[Start of Data entries]

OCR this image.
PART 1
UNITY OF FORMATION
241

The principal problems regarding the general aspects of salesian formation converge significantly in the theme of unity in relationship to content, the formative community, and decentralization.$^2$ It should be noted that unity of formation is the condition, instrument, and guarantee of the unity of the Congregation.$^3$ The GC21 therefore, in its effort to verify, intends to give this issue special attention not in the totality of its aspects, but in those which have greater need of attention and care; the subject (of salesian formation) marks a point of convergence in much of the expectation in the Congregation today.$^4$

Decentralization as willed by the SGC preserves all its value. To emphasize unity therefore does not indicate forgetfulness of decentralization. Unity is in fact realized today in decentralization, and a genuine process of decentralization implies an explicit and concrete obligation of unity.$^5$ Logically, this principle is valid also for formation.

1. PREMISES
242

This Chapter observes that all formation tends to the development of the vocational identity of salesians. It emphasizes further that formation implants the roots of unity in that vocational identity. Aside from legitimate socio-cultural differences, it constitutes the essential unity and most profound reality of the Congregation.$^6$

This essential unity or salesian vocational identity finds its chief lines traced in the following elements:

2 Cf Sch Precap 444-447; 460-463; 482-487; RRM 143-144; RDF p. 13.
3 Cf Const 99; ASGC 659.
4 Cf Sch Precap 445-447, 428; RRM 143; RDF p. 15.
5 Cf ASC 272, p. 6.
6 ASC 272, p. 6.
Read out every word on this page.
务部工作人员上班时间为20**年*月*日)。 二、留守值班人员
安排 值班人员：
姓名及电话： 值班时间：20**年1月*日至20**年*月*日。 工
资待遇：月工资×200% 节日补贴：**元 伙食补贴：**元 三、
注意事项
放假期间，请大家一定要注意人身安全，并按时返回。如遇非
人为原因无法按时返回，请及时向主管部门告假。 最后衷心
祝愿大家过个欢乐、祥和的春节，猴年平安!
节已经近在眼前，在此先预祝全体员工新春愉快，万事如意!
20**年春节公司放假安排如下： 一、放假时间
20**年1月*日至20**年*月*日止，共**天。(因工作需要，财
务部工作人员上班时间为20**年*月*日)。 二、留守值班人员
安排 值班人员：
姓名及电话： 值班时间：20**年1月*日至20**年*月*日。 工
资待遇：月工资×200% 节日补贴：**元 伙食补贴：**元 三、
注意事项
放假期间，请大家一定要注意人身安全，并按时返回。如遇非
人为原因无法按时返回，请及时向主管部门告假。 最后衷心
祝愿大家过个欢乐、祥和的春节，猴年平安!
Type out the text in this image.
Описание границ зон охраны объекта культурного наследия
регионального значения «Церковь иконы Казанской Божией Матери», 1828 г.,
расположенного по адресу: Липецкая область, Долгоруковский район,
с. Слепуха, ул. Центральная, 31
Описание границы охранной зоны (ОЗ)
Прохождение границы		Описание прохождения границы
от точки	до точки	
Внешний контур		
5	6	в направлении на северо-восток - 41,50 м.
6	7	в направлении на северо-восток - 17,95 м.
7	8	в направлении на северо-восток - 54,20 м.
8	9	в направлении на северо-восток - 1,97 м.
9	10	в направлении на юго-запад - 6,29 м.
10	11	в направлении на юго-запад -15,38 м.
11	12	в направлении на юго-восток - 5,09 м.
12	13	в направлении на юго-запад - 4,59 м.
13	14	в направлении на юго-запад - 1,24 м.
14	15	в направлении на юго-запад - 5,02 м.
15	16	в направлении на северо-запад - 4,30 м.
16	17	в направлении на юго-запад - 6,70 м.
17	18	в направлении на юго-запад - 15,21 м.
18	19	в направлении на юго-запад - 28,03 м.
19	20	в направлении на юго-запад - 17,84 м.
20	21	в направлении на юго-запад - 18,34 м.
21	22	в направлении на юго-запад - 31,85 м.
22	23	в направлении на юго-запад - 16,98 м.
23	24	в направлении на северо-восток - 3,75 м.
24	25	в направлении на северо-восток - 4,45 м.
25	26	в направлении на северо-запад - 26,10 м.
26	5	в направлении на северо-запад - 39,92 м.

[End of Data entries]
[Start of Data entries]

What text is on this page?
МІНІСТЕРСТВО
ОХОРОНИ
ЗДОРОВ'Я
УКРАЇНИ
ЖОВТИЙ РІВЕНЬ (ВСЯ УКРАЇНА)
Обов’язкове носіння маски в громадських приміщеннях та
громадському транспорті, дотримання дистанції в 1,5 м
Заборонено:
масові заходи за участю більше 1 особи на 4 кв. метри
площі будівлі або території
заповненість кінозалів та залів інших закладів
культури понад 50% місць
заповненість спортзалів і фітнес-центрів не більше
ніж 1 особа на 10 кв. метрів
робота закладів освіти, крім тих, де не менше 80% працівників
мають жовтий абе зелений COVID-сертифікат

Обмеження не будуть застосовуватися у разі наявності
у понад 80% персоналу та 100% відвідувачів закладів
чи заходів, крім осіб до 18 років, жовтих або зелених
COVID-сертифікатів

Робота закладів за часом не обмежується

[End of Data entries]
[Start of Data entries]

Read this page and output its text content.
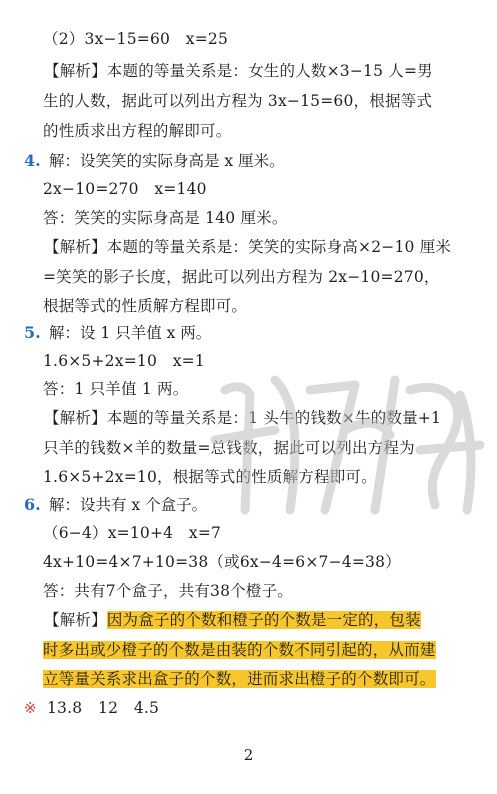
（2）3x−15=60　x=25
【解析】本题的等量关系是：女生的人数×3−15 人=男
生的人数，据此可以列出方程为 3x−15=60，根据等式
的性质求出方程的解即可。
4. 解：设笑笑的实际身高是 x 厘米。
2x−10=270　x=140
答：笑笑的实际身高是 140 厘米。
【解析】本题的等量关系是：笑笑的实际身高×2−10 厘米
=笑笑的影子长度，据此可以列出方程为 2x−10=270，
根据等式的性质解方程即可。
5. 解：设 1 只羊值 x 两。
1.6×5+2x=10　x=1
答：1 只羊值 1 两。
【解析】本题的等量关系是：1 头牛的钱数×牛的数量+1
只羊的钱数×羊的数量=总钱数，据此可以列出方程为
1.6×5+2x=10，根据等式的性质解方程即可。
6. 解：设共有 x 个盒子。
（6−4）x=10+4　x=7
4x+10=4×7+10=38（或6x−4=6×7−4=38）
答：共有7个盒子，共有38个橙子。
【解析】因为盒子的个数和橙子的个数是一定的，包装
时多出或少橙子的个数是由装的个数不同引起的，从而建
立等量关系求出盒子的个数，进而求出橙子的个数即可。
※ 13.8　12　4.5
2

[End of Data entries]

Goal of the exercise:
Report each line in the data that holds the word "essential".

Task answer:
This Chapter observes that all formation tends to the development of the vocational identity of salesians. It emphasizes further that formation implants the roots of unity in that vocational identity. Aside from legitimate socio-cultural differences, it constitutes the essential unity and most profound reality of the Congregation.$^6$
This essential unity or salesian vocational identity finds its chief lines traced in the following elements:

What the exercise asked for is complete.